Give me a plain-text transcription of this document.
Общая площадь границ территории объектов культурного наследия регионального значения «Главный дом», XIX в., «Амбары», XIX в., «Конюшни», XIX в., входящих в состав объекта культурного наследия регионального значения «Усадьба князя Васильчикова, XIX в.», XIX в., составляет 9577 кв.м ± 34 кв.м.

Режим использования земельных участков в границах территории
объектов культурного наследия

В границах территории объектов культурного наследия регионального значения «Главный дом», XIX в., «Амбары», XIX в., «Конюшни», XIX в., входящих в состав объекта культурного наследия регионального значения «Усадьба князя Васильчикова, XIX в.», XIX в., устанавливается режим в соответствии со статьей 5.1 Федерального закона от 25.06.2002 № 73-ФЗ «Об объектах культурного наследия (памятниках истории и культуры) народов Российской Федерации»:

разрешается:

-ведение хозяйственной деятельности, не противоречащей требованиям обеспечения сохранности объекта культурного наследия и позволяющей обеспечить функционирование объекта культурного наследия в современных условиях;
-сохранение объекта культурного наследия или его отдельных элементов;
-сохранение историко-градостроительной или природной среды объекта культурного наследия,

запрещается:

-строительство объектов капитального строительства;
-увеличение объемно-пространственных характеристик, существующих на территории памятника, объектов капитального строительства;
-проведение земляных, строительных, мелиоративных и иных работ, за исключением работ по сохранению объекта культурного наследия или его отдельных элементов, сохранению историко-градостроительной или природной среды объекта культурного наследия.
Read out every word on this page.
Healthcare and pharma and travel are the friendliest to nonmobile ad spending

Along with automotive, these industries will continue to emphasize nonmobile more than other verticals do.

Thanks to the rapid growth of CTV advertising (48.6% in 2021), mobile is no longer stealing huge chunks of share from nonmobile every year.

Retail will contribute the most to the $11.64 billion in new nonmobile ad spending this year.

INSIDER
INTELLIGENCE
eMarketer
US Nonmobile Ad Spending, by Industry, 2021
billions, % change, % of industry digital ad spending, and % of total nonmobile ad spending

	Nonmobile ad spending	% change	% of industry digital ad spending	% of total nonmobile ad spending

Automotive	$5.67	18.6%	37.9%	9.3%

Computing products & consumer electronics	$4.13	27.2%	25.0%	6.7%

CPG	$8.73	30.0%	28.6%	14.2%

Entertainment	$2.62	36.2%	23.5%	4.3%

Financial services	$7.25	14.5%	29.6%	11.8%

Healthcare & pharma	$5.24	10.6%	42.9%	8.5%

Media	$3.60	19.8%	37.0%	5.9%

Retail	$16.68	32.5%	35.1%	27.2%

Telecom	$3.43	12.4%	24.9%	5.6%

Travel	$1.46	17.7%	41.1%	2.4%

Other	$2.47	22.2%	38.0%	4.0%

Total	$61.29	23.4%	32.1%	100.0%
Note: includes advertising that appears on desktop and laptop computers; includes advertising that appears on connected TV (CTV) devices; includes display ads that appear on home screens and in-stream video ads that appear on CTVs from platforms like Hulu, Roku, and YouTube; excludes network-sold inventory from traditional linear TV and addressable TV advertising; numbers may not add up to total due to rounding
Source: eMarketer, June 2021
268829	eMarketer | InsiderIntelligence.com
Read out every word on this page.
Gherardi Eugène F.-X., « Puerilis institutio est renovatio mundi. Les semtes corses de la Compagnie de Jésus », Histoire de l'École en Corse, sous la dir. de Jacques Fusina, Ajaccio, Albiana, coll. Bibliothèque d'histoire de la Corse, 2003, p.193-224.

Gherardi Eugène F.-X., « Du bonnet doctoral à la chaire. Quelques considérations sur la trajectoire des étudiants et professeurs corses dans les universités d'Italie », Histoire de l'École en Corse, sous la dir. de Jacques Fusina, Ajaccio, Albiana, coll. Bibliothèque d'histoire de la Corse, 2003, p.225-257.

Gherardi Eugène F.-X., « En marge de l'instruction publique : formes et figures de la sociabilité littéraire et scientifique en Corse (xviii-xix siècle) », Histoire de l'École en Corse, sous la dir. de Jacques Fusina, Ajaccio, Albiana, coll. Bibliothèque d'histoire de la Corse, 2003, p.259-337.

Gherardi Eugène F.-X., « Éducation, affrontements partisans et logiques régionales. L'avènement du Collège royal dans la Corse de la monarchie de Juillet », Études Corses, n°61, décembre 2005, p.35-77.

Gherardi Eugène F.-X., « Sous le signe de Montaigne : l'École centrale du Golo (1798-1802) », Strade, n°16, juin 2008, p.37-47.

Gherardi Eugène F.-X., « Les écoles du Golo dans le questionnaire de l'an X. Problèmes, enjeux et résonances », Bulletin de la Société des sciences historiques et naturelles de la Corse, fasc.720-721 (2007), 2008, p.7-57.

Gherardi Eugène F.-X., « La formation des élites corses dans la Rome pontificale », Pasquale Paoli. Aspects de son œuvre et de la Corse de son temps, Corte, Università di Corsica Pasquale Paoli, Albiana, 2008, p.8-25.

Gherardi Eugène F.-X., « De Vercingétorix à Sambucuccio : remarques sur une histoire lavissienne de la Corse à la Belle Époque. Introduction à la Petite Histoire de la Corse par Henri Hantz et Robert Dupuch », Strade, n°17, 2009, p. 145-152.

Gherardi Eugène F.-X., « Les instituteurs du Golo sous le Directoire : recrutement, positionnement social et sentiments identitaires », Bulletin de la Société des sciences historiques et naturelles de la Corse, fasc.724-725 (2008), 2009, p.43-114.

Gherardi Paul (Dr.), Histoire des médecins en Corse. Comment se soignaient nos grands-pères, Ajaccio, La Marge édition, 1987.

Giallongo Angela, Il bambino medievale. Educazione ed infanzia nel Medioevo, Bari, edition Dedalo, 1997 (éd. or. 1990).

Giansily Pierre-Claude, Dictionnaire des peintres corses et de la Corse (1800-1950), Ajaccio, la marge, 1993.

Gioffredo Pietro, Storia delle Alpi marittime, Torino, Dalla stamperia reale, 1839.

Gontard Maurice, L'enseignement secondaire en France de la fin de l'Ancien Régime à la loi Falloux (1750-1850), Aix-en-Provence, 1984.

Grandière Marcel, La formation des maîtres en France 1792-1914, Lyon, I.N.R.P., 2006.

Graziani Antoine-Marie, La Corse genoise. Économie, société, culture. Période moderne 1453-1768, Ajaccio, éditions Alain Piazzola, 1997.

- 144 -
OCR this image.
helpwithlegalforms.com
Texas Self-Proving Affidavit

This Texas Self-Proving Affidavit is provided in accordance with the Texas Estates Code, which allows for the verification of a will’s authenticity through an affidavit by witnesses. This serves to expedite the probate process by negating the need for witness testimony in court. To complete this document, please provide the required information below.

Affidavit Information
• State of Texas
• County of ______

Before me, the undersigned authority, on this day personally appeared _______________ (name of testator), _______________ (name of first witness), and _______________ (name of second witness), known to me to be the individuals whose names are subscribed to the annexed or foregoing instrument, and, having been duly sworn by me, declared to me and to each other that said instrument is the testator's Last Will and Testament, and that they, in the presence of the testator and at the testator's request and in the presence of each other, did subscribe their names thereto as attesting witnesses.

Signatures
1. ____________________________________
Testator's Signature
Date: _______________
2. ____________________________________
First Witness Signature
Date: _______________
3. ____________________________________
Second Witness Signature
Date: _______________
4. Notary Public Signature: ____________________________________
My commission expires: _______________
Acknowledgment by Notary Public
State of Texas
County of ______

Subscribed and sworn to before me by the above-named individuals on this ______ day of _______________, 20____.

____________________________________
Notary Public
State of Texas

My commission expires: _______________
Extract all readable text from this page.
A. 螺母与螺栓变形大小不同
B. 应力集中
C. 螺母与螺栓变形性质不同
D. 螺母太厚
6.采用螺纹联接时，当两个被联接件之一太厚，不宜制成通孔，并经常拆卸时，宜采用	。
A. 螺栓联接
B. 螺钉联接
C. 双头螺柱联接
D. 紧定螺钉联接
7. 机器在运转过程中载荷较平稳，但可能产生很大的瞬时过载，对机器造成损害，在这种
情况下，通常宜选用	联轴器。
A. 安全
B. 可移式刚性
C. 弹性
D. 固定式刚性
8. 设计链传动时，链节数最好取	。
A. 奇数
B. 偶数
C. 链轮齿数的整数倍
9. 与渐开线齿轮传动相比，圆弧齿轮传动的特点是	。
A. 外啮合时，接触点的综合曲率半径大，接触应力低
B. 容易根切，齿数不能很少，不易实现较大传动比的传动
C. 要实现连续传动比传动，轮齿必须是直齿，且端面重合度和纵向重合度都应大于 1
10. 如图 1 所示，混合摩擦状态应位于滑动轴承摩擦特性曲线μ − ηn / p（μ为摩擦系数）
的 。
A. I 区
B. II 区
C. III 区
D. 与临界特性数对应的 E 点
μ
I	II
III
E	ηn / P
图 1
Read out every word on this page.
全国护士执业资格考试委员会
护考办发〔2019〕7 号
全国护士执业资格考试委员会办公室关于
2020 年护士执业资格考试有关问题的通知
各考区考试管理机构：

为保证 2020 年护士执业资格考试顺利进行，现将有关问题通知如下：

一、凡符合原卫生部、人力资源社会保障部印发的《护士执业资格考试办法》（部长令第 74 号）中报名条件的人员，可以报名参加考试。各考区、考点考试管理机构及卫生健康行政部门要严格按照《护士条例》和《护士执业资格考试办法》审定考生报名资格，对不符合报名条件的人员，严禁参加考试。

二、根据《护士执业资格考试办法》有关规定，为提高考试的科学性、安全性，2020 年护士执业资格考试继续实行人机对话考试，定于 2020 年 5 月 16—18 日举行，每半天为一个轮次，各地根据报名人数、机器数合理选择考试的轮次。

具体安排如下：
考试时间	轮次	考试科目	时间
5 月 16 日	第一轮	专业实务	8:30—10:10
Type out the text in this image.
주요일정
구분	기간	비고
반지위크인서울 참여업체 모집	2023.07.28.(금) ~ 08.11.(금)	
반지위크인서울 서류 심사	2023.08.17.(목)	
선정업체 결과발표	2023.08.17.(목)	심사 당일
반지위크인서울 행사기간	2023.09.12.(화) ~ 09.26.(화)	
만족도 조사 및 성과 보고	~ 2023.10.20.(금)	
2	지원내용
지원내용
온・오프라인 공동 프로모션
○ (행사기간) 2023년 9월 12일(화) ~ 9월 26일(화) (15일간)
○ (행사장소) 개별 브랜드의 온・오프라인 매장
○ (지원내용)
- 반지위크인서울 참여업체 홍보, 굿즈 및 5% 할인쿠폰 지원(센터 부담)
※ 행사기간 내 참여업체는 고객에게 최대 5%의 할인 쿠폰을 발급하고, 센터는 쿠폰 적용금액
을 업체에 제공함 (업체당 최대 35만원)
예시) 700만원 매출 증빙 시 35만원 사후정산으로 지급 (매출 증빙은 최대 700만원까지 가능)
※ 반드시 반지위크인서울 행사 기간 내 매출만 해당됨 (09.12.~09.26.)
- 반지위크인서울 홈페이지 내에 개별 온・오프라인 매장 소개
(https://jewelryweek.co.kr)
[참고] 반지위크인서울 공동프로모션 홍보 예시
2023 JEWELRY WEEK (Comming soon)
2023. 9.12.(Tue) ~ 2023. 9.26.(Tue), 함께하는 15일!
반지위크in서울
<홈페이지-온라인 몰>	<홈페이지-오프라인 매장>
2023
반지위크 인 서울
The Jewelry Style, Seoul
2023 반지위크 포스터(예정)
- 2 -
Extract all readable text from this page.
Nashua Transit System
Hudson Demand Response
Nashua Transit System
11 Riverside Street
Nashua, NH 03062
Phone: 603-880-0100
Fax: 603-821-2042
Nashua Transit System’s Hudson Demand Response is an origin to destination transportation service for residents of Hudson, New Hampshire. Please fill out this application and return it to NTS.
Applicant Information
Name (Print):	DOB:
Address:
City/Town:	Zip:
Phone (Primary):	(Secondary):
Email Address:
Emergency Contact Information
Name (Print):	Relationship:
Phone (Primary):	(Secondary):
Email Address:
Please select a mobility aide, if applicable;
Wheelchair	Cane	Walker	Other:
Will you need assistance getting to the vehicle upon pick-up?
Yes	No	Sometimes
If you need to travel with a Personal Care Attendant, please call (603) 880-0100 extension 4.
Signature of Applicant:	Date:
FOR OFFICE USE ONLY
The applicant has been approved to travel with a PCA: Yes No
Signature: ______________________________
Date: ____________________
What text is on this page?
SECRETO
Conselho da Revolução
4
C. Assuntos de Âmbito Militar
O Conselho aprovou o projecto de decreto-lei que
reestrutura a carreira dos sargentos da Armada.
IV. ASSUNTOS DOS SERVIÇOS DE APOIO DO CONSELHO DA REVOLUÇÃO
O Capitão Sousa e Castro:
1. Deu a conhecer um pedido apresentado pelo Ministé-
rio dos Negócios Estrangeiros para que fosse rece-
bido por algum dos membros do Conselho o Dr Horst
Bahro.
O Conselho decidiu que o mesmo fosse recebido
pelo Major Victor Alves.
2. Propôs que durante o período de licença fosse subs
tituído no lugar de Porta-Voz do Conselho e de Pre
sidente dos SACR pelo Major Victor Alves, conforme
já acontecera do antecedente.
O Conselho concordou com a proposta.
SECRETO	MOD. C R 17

> **Aim of the task**:
Filter the entries down to the lines with the word "Главный" in them.

> **Expected answer**:
Общая площадь границ территории объектов культурного наследия регионального значения «Главный дом», XIX в., «Амбары», XIX в., «Конюшни», XIX в., входящих в состав объекта культурного наследия регионального значения «Усадьба князя Васильчикова, XIX в.», XIX в., составляет 9577 кв.м ± 34 кв.м.
В границах территории объектов культурного наследия регионального значения «Главный дом», XIX в., «Амбары», XIX в., «Конюшни», XIX в., входящих в состав объекта культурного наследия регионального значения «Усадьба князя Васильчикова, XIX в.», XIX в., устанавливается режим в соответствии со статьей 5.1 Федерального закона от 25.06.2002 № 73-ФЗ «Об объектах культурного наследия (памятниках истории и культуры) народов Российской Федерации»:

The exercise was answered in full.